**EXTRACTED TEXT:**
Tuesday, August 25, 2009

School Daze II

School is starting this very week and I feel like a prisoner of my own choices. I’ve chosen to go back to school to pursue this post-master’s FNP certification. I’ve committed my time, my energy, my schedule and risked the significant relationships in my life toward the completion of this graduate work. Yet, right now, I feel as though I may very well have chosen poorly, and that is most discouraging. Some dreadful confusion has led to our not having an instructor in place for one of my courses. The tempus is fugit-ing and so far, all we (students) know is that the school is “working on the problem”.

This seems to be happening everywhere. Just last week I was trying to help another school sort out a similar faculty difficulty. That school was scheduled to bring 8 senior students (BSN program) to my workplace, and they found themselves at the 11th hour without a clinical instructor for the student group. I got pulled into the problem-solving because our Education Specialist was out on medical leave. In the end, the school found someone to teach the clinical section. Who knows what her credentials are, and whether she’s ever seen patients like those we serve every day. She’ll have no rapport with the staff here and no familiarity with the curriculum the students are studying. A lovely way to begin the semester!

In the long-run, this fall’s difficulty will disappear from my memory. I will accomplish my goal and like all unpleasant experiences, this one will dissipate and become a thing of the past. For me, this is merely annoying.

For my fellow students, and especially for those undergraduates who are set to begin their clinical instruction at my hospital next week, I find this situation reprehensible. My colleagues in graduate school are mostly young women (okay, there’s one guy). They either have jobs that function on shift-work or student loans that will bury them for years to come. They have young children and aging parents to care for, and spouses who probably have less tolerance for nursing graduate school than mine (with two PhDs) does.

We (hubby & I) were having a conversation just last evening reminiscing about our fond memories of graduate school. His experiences were in the 1950s and mine in the 1970s, which seems like eons ago. We remember faculty members who liked their work, faculty who liked students and were committed to our success. We remember faculty who mentored us, encouraged us and set each of us (twenty years apart) on paths that would launch us on meaningful careers of life-long learning. What are my school colleagues getting out of their graduate experience? And, perhaps even more importantly, what are today’s undergrads experiencing in their educational programs? Will they even WANT to consider going on for more schooling? If the undergraduate experience is discouraging, why would anyone sign up for more?

**QUESTIONS TO ANSWER:**
1 – In the blog post about starting school, how many senior students was the other school scheduled to bring to the writer's workplace?
2 – Write the next part of the blog post about starting school, picking up right after its final sentence.
The records that come after the blog post have no connection to it.

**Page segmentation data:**
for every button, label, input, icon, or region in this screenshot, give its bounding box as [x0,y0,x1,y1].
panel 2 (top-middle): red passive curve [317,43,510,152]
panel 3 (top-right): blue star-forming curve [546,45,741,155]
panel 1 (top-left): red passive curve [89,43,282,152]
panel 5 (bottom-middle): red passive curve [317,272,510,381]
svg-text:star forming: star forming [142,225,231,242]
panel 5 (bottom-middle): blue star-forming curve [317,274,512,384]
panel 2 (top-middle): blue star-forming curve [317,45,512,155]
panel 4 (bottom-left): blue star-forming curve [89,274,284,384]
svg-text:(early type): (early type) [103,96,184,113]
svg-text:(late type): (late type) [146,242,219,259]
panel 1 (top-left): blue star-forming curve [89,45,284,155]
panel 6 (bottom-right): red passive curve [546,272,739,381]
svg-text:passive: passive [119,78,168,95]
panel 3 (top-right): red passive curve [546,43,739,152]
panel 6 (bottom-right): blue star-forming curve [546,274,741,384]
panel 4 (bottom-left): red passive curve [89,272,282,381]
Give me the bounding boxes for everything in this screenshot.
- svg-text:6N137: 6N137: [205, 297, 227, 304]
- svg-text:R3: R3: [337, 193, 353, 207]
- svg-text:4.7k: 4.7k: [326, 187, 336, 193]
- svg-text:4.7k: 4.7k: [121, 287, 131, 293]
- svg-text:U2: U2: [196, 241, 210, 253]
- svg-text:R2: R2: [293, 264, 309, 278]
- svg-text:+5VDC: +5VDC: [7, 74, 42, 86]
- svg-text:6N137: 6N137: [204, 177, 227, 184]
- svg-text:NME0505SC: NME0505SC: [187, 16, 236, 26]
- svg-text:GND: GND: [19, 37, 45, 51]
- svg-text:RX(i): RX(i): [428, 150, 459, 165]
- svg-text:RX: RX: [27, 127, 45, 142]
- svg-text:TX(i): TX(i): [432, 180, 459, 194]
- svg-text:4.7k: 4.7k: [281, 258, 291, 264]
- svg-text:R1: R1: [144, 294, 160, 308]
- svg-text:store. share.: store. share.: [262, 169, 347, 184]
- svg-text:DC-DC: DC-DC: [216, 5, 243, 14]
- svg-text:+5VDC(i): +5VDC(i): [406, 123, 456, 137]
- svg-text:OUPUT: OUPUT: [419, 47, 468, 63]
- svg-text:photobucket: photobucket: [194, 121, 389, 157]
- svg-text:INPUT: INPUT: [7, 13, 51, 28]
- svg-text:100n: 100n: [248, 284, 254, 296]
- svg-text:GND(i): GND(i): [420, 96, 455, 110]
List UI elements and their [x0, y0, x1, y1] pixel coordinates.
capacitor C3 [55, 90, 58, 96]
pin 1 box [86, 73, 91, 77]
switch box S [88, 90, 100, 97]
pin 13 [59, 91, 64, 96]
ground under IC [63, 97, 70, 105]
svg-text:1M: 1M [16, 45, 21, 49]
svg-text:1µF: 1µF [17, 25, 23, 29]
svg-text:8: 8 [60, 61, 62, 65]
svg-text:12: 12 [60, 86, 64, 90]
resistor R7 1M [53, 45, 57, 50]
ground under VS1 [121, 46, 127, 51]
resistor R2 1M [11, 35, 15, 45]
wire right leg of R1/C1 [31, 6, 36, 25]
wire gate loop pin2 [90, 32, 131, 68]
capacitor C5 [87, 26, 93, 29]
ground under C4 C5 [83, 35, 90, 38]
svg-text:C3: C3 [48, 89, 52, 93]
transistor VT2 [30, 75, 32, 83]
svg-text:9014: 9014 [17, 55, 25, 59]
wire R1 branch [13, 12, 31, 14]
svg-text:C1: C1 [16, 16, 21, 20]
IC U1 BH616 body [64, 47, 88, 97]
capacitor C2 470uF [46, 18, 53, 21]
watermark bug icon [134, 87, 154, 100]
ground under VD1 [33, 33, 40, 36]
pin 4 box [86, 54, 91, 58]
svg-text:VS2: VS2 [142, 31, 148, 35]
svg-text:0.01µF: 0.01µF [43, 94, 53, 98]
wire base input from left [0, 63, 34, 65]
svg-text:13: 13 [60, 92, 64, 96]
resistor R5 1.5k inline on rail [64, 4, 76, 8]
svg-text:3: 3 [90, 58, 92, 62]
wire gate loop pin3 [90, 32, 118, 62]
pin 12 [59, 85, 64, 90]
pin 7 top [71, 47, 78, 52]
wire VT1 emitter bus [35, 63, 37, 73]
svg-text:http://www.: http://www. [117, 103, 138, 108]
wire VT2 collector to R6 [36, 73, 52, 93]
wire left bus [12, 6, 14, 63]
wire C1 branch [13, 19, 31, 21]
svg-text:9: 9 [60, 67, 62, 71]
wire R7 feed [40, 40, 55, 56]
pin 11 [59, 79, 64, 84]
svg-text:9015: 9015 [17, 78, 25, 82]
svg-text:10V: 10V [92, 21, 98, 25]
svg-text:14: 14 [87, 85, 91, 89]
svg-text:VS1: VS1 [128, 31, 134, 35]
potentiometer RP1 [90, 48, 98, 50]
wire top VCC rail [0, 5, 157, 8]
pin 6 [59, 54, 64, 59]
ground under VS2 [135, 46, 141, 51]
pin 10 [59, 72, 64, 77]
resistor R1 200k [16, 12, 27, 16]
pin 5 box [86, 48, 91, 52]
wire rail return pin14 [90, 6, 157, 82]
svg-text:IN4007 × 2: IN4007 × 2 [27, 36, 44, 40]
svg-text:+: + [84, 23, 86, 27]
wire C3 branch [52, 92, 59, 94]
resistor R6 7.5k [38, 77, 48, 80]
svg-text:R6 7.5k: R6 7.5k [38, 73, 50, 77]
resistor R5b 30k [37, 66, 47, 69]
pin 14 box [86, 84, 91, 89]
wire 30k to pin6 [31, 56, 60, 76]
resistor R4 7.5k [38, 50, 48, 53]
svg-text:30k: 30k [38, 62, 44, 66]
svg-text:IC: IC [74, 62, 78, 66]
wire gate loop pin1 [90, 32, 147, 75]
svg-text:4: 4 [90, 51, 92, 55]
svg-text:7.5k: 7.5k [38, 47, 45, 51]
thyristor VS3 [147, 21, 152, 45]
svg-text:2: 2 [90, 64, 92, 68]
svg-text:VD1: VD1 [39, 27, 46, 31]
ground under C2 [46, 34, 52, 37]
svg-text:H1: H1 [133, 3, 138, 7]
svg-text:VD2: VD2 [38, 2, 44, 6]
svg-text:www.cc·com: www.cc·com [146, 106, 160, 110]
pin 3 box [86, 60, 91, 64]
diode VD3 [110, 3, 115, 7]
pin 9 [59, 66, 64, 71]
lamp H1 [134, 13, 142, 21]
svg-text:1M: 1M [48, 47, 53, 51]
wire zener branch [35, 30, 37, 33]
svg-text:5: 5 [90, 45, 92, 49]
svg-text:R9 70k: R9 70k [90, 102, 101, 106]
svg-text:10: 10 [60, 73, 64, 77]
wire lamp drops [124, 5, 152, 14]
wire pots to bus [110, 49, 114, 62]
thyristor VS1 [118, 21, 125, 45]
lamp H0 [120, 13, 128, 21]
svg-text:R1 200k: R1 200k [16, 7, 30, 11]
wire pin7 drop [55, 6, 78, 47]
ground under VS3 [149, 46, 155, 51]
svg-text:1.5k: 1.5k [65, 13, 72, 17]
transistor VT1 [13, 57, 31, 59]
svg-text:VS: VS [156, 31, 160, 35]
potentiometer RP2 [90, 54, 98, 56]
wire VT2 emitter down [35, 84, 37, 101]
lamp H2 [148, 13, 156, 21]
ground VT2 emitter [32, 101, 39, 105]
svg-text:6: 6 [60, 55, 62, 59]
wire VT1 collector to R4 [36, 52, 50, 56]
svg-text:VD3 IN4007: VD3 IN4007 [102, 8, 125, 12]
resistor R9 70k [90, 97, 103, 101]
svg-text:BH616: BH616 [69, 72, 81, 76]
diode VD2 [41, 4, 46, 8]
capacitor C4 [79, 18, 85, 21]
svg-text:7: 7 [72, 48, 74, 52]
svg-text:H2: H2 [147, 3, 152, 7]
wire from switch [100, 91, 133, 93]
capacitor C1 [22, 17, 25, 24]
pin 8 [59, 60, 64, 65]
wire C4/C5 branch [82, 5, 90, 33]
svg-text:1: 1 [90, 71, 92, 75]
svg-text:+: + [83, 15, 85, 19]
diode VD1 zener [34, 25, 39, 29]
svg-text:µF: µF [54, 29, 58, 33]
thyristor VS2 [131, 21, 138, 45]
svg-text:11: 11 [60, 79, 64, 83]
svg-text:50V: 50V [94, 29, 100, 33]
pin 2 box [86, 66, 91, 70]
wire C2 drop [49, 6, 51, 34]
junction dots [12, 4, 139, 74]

**RESPONSES IN ORDER:**
1 – Eight senior students from a BSN program.

2 –
This is, I believe, the 21st century challenge in higher education: to recruit, hire, support and retain high-quality teachers. How do you do that, especially with a reward system so skewed, especially in the healthcare fields, toward being out in a practice setting, rather than in higher education? Out in the work-world of healthcare, the practitioner can earn at least half again as much each year as the professor who taught her. Its sad, but true.

That I am in nursing gives me only one perspective and limited insight, but I have to believe that the situation is similar in all the healthcare careers including medicine, the rehabilitation therapies, dentistry and social work, each of which are requiring increasing levels of graduate education for practice. As we continue to require more years of education, we tax the faculty we have and we probably dissuade the practitioner from teaching, given the financial burden he or she has accumulated during the preparatory educational process.

This time around, getting graduate education in the 21st century, I find myself discouraged. If asked by a colleague, “should I go back to graduate school?” my answer might not be the rapid and automatic “yes” that it would have been before my most recent experience. No one is, at this moment, mentoring me as a student. I have to wonder if my younger colleagues, who do not have the nostalgic memories of graduate school of long ago, are even more discouraged than I am.

What should graduate education be?
To my mind it should definitely be:
-- An exciting encounter in which the learner is stretched and challenged by the information, not by the logistics of learning.
-- A reinforcing, supportive place where the learner gains a new vision of his or her own professional possibilities, a time to imagine an ever-opening future.
-- An opportunity to hone those generalizable skills like reading comprehension, analysis, synthesis and problem-solving that will complement anyone’s lifetime of experience.
-- A place where learners meet faculty who are excited and positive about their work, connected to the current trends in their field, happy in the work that they’ve chosen, rewarded for their ability to teach well and impart wisdom as well as facts.
-- An environment where faculty are also supported, encouraged, mentored, enlarged and connected to each other and the practice world into which they are charged to launch the students.

Wishful thinking? Probably.
If only I could see my way clear to be part of the solution, instead of just a prophet in my own land.